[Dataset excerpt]
# # # # #
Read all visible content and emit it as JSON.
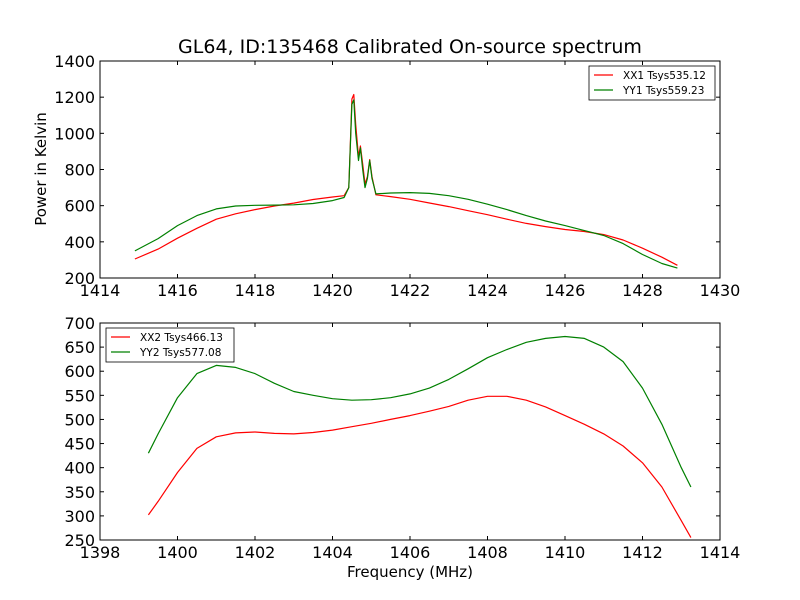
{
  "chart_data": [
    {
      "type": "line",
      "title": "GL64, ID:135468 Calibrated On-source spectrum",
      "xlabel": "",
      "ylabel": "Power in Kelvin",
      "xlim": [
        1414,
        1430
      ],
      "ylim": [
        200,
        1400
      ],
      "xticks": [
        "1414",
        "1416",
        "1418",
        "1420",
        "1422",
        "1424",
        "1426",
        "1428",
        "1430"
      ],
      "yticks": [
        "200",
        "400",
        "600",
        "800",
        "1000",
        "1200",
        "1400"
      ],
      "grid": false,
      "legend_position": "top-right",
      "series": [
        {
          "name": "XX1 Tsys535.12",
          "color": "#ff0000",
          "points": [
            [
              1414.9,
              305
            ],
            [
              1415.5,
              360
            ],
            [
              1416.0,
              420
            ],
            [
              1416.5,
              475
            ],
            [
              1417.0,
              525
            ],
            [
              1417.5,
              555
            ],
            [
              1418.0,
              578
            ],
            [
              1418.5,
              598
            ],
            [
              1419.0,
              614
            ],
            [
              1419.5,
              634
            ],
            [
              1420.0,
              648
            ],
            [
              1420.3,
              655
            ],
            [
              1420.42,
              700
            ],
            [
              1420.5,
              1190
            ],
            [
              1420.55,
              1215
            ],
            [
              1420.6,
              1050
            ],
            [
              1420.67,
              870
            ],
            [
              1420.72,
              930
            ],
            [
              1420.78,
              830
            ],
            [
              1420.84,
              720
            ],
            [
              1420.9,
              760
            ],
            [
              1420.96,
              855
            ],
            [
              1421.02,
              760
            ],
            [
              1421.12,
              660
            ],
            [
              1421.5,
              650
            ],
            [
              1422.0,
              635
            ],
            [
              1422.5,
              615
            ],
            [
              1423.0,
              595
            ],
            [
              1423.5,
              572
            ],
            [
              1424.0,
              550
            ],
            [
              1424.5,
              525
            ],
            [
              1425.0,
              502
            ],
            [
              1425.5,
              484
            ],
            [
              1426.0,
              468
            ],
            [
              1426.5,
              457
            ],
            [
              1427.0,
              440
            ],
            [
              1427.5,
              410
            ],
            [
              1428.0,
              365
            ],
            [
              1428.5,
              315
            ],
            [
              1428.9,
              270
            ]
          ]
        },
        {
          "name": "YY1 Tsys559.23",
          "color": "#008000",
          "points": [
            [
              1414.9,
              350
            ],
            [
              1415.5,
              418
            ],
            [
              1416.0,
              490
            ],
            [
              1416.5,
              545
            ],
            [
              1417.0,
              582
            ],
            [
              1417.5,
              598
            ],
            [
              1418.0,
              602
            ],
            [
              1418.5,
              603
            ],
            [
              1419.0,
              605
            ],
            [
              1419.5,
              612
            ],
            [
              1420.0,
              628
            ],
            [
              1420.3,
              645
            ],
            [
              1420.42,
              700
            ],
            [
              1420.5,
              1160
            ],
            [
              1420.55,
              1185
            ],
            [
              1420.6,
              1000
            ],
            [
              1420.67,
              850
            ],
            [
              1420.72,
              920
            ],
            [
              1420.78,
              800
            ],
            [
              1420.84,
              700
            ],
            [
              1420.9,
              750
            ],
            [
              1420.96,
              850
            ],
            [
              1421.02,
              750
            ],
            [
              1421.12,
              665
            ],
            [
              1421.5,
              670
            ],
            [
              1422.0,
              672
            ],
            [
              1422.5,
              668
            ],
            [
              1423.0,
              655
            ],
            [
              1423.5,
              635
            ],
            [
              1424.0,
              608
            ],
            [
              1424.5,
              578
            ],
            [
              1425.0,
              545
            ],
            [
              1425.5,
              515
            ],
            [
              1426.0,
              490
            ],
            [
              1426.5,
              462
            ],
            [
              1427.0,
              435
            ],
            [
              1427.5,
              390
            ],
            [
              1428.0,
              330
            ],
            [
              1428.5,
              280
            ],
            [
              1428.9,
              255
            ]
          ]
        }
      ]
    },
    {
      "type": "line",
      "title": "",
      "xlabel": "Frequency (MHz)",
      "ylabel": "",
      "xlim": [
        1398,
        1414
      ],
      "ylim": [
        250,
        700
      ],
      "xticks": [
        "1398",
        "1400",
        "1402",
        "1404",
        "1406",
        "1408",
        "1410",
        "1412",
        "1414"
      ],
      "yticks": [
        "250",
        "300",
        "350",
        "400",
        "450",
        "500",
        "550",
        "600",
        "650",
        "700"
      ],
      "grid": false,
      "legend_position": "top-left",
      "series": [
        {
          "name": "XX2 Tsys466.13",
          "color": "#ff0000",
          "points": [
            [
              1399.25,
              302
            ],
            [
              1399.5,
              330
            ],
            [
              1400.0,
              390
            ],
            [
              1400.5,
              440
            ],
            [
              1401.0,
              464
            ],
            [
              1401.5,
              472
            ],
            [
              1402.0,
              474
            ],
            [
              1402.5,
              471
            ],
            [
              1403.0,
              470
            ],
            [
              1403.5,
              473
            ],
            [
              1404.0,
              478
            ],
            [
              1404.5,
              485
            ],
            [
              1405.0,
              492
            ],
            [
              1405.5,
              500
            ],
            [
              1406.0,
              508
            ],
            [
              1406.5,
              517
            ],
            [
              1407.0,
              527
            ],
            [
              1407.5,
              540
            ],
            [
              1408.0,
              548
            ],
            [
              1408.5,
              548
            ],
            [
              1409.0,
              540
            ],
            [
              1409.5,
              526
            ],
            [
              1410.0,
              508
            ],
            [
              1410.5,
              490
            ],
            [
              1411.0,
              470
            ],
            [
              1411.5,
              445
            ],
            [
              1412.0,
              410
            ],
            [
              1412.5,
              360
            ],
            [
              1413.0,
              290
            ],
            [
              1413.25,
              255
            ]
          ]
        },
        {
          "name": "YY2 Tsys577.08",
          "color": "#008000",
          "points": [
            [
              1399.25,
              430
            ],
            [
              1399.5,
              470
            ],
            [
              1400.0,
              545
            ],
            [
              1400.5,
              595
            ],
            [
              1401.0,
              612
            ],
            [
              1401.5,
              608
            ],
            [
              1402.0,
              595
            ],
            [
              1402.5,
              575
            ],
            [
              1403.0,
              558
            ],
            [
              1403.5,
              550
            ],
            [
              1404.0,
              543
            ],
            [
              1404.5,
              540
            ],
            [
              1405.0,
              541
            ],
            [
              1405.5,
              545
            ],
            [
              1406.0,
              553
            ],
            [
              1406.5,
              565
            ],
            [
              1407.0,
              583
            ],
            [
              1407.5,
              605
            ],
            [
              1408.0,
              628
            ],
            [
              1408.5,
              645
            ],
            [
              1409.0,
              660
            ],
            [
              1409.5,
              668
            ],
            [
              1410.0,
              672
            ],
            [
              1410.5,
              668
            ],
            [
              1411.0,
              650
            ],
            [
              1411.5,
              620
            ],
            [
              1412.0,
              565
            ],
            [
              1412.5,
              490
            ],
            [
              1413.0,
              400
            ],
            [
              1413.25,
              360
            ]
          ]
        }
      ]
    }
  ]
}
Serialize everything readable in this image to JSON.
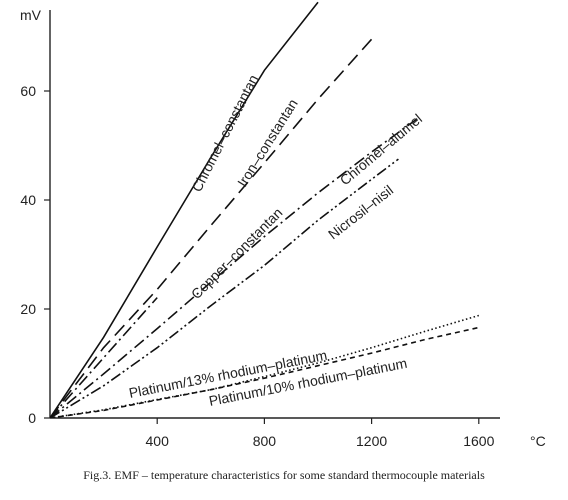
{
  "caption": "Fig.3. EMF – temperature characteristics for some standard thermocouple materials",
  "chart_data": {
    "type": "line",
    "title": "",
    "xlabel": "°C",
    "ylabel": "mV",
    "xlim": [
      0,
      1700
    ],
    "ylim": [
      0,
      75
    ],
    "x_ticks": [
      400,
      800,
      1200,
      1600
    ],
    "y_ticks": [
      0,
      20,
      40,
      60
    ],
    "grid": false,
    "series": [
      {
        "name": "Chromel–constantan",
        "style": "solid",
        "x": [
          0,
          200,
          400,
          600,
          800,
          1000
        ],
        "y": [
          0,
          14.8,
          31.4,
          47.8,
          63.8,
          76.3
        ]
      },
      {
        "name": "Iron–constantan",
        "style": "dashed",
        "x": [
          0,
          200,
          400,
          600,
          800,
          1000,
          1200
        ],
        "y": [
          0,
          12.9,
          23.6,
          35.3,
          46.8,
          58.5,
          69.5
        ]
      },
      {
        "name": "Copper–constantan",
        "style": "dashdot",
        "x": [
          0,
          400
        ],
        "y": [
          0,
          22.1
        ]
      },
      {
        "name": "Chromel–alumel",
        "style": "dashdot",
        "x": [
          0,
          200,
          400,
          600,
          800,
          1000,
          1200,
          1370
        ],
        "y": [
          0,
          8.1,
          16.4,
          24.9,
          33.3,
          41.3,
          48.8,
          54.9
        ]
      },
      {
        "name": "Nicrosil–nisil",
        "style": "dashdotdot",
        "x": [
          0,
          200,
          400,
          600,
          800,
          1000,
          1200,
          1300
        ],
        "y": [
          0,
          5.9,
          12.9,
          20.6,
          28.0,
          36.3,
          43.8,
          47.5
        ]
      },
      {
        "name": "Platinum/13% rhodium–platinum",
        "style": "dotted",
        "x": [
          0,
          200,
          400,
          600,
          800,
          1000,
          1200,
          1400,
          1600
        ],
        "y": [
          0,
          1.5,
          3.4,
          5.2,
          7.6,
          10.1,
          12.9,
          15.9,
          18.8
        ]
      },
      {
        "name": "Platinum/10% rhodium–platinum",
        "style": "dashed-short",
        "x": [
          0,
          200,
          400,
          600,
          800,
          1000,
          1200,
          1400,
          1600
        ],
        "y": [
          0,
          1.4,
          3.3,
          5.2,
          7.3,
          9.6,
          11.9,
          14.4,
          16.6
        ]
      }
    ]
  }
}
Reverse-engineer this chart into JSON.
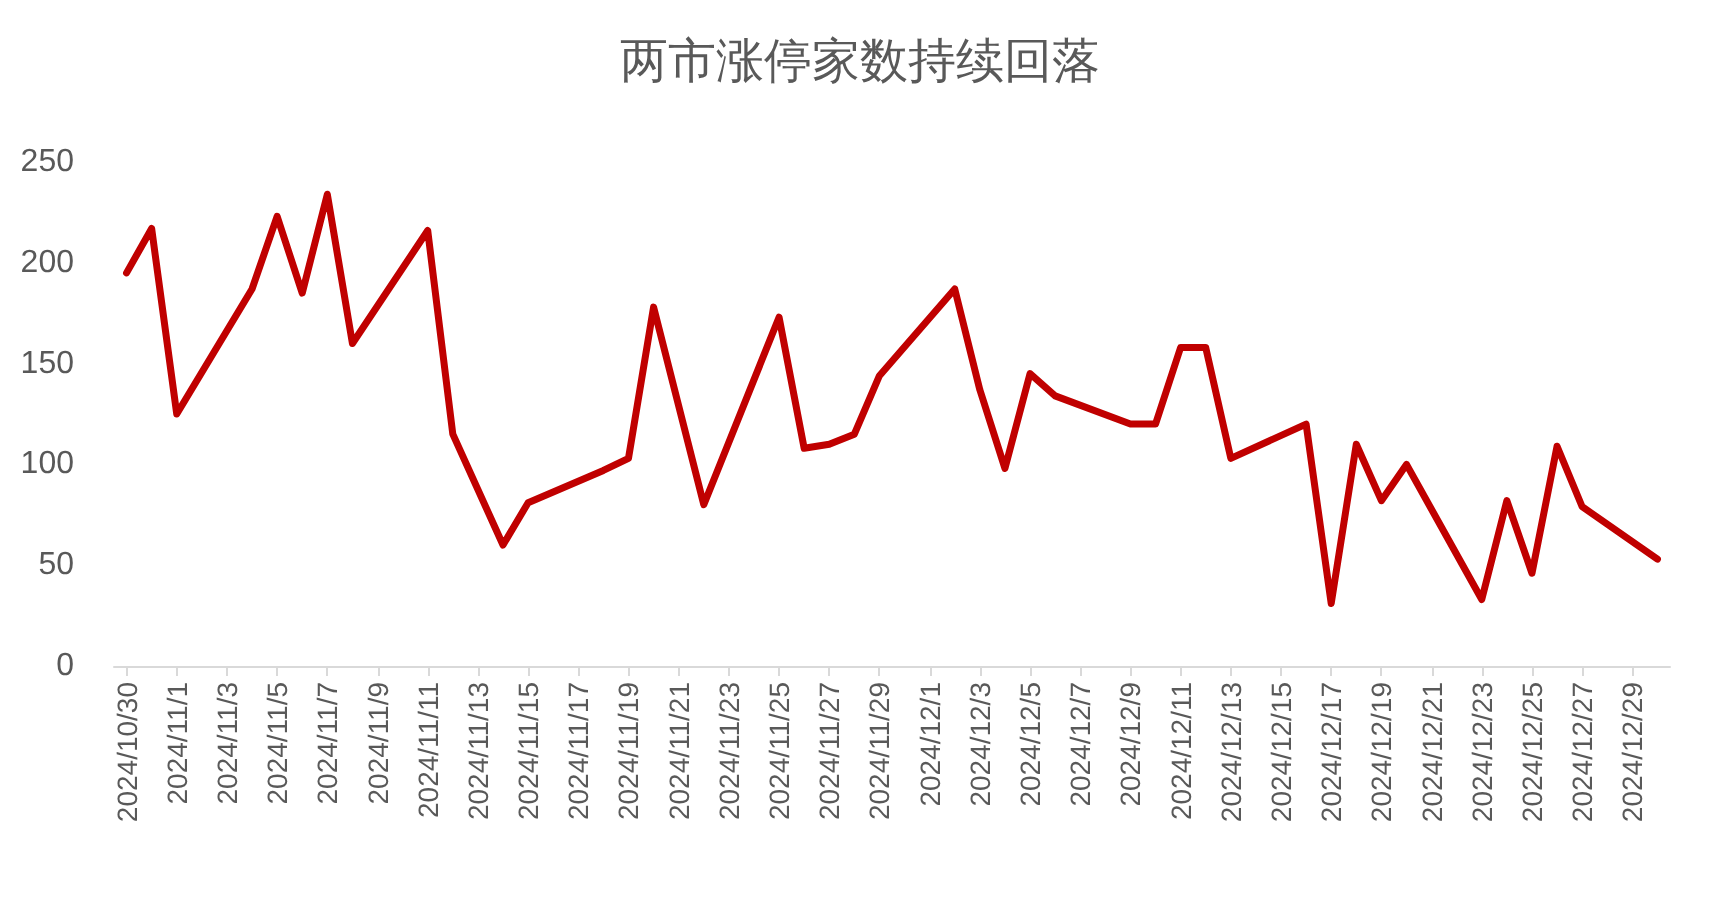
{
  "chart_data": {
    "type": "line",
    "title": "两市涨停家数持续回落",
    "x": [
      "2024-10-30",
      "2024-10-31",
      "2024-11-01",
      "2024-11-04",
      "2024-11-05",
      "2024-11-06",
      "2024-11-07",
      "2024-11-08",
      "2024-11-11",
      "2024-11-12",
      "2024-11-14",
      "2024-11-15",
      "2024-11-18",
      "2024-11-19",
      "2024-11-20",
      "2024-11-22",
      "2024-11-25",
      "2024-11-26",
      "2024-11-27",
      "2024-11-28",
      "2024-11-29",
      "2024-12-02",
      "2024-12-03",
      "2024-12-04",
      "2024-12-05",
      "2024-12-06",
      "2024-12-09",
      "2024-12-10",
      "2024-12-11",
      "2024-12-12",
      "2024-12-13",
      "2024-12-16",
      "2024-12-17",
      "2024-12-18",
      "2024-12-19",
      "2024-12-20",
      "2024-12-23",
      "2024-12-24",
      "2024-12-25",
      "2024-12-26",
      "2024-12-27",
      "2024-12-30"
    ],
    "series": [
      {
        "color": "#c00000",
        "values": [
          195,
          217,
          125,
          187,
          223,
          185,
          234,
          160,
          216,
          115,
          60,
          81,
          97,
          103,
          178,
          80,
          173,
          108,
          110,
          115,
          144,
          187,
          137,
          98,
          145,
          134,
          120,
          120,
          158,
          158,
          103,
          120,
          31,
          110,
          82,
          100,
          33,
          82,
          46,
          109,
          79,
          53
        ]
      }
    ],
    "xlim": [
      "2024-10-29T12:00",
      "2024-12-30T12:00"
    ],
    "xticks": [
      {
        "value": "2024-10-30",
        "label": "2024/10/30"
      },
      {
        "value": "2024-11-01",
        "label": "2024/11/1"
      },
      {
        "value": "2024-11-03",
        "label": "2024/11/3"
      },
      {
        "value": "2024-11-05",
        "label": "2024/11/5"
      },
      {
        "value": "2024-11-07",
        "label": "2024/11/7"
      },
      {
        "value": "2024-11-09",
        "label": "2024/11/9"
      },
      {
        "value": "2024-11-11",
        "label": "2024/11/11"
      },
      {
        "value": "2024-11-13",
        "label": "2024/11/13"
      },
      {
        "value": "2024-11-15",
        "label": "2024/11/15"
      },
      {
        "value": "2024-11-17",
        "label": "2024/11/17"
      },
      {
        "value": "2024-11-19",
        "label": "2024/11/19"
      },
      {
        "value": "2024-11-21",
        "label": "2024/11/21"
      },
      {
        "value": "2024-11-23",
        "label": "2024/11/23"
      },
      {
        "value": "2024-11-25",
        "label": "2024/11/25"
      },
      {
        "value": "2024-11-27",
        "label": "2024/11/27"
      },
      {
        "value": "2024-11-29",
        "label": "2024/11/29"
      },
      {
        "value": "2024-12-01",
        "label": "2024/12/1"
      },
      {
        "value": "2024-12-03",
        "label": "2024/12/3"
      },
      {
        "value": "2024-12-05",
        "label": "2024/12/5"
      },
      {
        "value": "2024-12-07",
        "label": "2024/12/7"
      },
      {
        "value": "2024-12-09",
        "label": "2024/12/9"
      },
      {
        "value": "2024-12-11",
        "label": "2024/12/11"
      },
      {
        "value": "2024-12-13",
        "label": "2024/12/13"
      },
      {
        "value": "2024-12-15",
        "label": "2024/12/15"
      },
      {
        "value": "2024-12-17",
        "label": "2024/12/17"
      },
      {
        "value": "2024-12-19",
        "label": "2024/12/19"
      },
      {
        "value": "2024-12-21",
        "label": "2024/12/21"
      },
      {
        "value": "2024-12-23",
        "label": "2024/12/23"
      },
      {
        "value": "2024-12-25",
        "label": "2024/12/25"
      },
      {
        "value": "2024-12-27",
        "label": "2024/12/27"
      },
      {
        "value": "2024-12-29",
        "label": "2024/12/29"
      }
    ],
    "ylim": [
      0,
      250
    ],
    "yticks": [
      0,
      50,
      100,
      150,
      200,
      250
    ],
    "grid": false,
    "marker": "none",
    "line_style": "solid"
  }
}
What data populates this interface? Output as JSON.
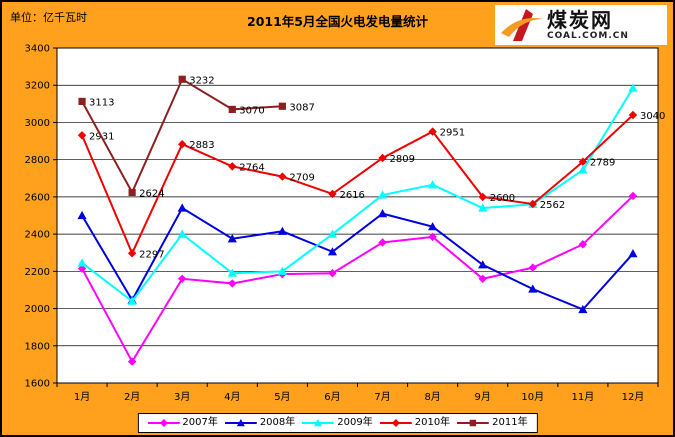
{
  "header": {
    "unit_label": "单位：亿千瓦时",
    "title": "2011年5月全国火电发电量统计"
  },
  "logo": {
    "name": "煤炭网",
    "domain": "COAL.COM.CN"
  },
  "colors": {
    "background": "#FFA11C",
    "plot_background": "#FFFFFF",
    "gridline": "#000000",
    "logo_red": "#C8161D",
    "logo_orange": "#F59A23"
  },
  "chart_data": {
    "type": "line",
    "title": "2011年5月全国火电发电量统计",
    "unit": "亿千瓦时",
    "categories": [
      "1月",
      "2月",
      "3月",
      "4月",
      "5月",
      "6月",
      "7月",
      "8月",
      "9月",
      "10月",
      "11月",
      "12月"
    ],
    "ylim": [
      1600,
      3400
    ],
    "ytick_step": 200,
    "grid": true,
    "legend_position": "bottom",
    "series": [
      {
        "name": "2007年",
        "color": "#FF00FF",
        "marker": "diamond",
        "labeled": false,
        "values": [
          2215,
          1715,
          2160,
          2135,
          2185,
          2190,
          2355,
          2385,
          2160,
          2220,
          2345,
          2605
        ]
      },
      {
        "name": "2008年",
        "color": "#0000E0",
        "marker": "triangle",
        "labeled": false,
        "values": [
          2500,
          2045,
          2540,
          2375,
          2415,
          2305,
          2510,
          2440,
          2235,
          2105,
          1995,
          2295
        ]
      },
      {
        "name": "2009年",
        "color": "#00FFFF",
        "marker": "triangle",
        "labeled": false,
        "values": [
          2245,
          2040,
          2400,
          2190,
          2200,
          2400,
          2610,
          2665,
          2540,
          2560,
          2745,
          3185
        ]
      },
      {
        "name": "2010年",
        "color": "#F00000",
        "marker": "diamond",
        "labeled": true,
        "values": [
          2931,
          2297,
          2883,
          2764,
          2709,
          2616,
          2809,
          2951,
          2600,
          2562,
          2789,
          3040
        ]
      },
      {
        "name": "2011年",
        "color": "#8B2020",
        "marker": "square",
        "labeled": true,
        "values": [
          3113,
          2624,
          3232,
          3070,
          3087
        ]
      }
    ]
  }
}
# # # # #
Tally up the lines in the records that contain the word "this" and give only the total.

3